▶ _MATERIAL FOR THIS EXERCISE_:

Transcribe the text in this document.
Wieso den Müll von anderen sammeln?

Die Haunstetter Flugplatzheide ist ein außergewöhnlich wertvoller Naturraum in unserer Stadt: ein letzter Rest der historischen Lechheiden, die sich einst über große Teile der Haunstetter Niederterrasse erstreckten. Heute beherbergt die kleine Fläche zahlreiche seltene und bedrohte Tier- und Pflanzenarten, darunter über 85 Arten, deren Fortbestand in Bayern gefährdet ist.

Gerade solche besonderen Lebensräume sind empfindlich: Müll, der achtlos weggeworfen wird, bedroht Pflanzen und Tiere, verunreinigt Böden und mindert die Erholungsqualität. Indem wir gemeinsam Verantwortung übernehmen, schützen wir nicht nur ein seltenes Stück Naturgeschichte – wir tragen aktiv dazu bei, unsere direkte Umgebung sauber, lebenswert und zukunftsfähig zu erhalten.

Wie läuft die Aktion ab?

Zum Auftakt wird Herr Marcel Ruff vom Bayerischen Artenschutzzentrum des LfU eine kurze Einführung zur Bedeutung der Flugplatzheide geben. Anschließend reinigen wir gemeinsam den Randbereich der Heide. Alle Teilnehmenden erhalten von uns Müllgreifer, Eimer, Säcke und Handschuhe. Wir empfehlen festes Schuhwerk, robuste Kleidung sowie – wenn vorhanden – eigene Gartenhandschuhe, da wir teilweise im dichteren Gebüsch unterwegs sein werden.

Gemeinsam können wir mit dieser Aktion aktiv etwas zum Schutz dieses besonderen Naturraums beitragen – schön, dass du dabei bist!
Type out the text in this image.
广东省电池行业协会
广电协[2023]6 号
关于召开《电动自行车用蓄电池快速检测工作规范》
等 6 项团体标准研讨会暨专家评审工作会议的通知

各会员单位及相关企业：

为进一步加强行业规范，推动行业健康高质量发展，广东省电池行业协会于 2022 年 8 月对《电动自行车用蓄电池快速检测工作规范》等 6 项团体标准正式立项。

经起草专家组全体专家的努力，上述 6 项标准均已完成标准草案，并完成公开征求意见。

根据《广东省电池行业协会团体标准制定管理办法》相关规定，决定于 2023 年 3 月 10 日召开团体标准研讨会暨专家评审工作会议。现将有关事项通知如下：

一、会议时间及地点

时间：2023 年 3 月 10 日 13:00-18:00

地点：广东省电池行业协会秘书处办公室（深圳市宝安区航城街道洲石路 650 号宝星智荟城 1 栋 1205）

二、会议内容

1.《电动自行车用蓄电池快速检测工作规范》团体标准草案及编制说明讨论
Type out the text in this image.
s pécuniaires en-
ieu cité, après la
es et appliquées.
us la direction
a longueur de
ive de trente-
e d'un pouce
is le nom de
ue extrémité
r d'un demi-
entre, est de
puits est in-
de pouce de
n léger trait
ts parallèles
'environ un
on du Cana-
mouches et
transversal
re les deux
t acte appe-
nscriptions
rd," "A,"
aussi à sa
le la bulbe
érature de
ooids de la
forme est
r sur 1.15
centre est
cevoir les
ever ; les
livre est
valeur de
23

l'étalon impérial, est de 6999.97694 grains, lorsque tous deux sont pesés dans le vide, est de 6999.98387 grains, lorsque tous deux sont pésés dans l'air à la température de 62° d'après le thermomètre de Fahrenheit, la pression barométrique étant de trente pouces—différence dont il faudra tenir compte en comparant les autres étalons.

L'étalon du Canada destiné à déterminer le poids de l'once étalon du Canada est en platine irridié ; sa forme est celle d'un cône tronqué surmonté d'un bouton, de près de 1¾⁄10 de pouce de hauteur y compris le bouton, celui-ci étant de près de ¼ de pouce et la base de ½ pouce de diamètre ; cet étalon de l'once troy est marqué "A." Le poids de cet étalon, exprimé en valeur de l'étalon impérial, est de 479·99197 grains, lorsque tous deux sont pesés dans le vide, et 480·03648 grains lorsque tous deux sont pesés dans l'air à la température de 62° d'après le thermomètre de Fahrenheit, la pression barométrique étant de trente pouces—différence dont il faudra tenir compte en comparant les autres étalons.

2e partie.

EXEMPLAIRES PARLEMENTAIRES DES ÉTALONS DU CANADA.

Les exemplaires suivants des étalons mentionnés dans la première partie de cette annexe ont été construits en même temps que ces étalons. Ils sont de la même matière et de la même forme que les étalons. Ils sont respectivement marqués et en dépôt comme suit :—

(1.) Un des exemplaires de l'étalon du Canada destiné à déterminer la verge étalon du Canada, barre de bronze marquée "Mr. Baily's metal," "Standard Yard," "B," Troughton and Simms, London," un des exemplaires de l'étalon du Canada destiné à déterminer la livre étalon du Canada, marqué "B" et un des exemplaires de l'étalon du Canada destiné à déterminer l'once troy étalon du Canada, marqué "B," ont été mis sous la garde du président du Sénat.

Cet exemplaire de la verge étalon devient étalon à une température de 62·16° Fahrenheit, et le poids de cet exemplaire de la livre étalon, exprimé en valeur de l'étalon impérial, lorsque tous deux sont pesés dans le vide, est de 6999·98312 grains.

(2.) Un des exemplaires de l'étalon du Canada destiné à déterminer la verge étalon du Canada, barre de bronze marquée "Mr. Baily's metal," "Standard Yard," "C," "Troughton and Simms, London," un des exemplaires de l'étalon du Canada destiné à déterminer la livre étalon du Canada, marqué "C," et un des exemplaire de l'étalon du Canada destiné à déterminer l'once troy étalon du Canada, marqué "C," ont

▶ _INSTRUCTIONS FOR THE TASK_: Reproduce all the data word for word.

▶ _ANSWER TO THE TASK_:
Transcribe the text in this document.
Wieso den Müll von anderen sammeln?

Die Haunstetter Flugplatzheide ist ein außergewöhnlich wertvoller Naturraum in unserer Stadt: ein letzter Rest der historischen Lechheiden, die sich einst über große Teile der Haunstetter Niederterrasse erstreckten. Heute beherbergt die kleine Fläche zahlreiche seltene und bedrohte Tier- und Pflanzenarten, darunter über 85 Arten, deren Fortbestand in Bayern gefährdet ist.

Gerade solche besonderen Lebensräume sind empfindlich: Müll, der achtlos weggeworfen wird, bedroht Pflanzen und Tiere, verunreinigt Böden und mindert die Erholungsqualität. Indem wir gemeinsam Verantwortung übernehmen, schützen wir nicht nur ein seltenes Stück Naturgeschichte – wir tragen aktiv dazu bei, unsere direkte Umgebung sauber, lebenswert und zukunftsfähig zu erhalten.

Wie läuft die Aktion ab?

Zum Auftakt wird Herr Marcel Ruff vom Bayerischen Artenschutzzentrum des LfU eine kurze Einführung zur Bedeutung der Flugplatzheide geben. Anschließend reinigen wir gemeinsam den Randbereich der Heide. Alle Teilnehmenden erhalten von uns Müllgreifer, Eimer, Säcke und Handschuhe. Wir empfehlen festes Schuhwerk, robuste Kleidung sowie – wenn vorhanden – eigene Gartenhandschuhe, da wir teilweise im dichteren Gebüsch unterwegs sein werden.

Gemeinsam können wir mit dieser Aktion aktiv etwas zum Schutz dieses besonderen Naturraums beitragen – schön, dass du dabei bist!
Type out the text in this image.
广东省电池行业协会
广电协[2023]6 号
关于召开《电动自行车用蓄电池快速检测工作规范》
等 6 项团体标准研讨会暨专家评审工作会议的通知

各会员单位及相关企业：

为进一步加强行业规范，推动行业健康高质量发展，广东省电池行业协会于 2022 年 8 月对《电动自行车用蓄电池快速检测工作规范》等 6 项团体标准正式立项。

经起草专家组全体专家的努力，上述 6 项标准均已完成标准草案，并完成公开征求意见。

根据《广东省电池行业协会团体标准制定管理办法》相关规定，决定于 2023 年 3 月 10 日召开团体标准研讨会暨专家评审工作会议。现将有关事项通知如下：

一、会议时间及地点

时间：2023 年 3 月 10 日 13:00-18:00

地点：广东省电池行业协会秘书处办公室（深圳市宝安区航城街道洲石路 650 号宝星智荟城 1 栋 1205）

二、会议内容

1.《电动自行车用蓄电池快速检测工作规范》团体标准草案及编制说明讨论
Type out the text in this image.
s pécuniaires en-
ieu cité, après la
es et appliquées.
us la direction
a longueur de
ive de trente-
e d'un pouce
is le nom de
ue extrémité
r d'un demi-
entre, est de
puits est in-
de pouce de
n léger trait
ts parallèles
'environ un
on du Cana-
mouches et
transversal
re les deux
t acte appe-
nscriptions
rd," "A,"
aussi à sa
le la bulbe
érature de
ooids de la
forme est
r sur 1.15
centre est
cevoir les
ever ; les
livre est
valeur de
23

l'étalon impérial, est de 6999.97694 grains, lorsque tous deux sont pesés dans le vide, est de 6999.98387 grains, lorsque tous deux sont pésés dans l'air à la température de 62° d'après le thermomètre de Fahrenheit, la pression barométrique étant de trente pouces—différence dont il faudra tenir compte en comparant les autres étalons.

L'étalon du Canada destiné à déterminer le poids de l'once étalon du Canada est en platine irridié ; sa forme est celle d'un cône tronqué surmonté d'un bouton, de près de 1¾⁄10 de pouce de hauteur y compris le bouton, celui-ci étant de près de ¼ de pouce et la base de ½ pouce de diamètre ; cet étalon de l'once troy est marqué "A." Le poids de cet étalon, exprimé en valeur de l'étalon impérial, est de 479·99197 grains, lorsque tous deux sont pesés dans le vide, et 480·03648 grains lorsque tous deux sont pesés dans l'air à la température de 62° d'après le thermomètre de Fahrenheit, la pression barométrique étant de trente pouces—différence dont il faudra tenir compte en comparant les autres étalons.

2e partie.

EXEMPLAIRES PARLEMENTAIRES DES ÉTALONS DU CANADA.

Les exemplaires suivants des étalons mentionnés dans la première partie de cette annexe ont été construits en même temps que ces étalons. Ils sont de la même matière et de la même forme que les étalons. Ils sont respectivement marqués et en dépôt comme suit :—

(1.) Un des exemplaires de l'étalon du Canada destiné à déterminer la verge étalon du Canada, barre de bronze marquée "Mr. Baily's metal," "Standard Yard," "B," Troughton and Simms, London," un des exemplaires de l'étalon du Canada destiné à déterminer la livre étalon du Canada, marqué "B" et un des exemplaires de l'étalon du Canada destiné à déterminer l'once troy étalon du Canada, marqué "B," ont été mis sous la garde du président du Sénat.

Cet exemplaire de la verge étalon devient étalon à une température de 62·16° Fahrenheit, et le poids de cet exemplaire de la livre étalon, exprimé en valeur de l'étalon impérial, lorsque tous deux sont pesés dans le vide, est de 6999·98312 grains.

(2.) Un des exemplaires de l'étalon du Canada destiné à déterminer la verge étalon du Canada, barre de bronze marquée "Mr. Baily's metal," "Standard Yard," "C," "Troughton and Simms, London," un des exemplaires de l'étalon du Canada destiné à déterminer la livre étalon du Canada, marqué "C," et un des exemplaire de l'étalon du Canada destiné à déterminer l'once troy étalon du Canada, marqué "C," ont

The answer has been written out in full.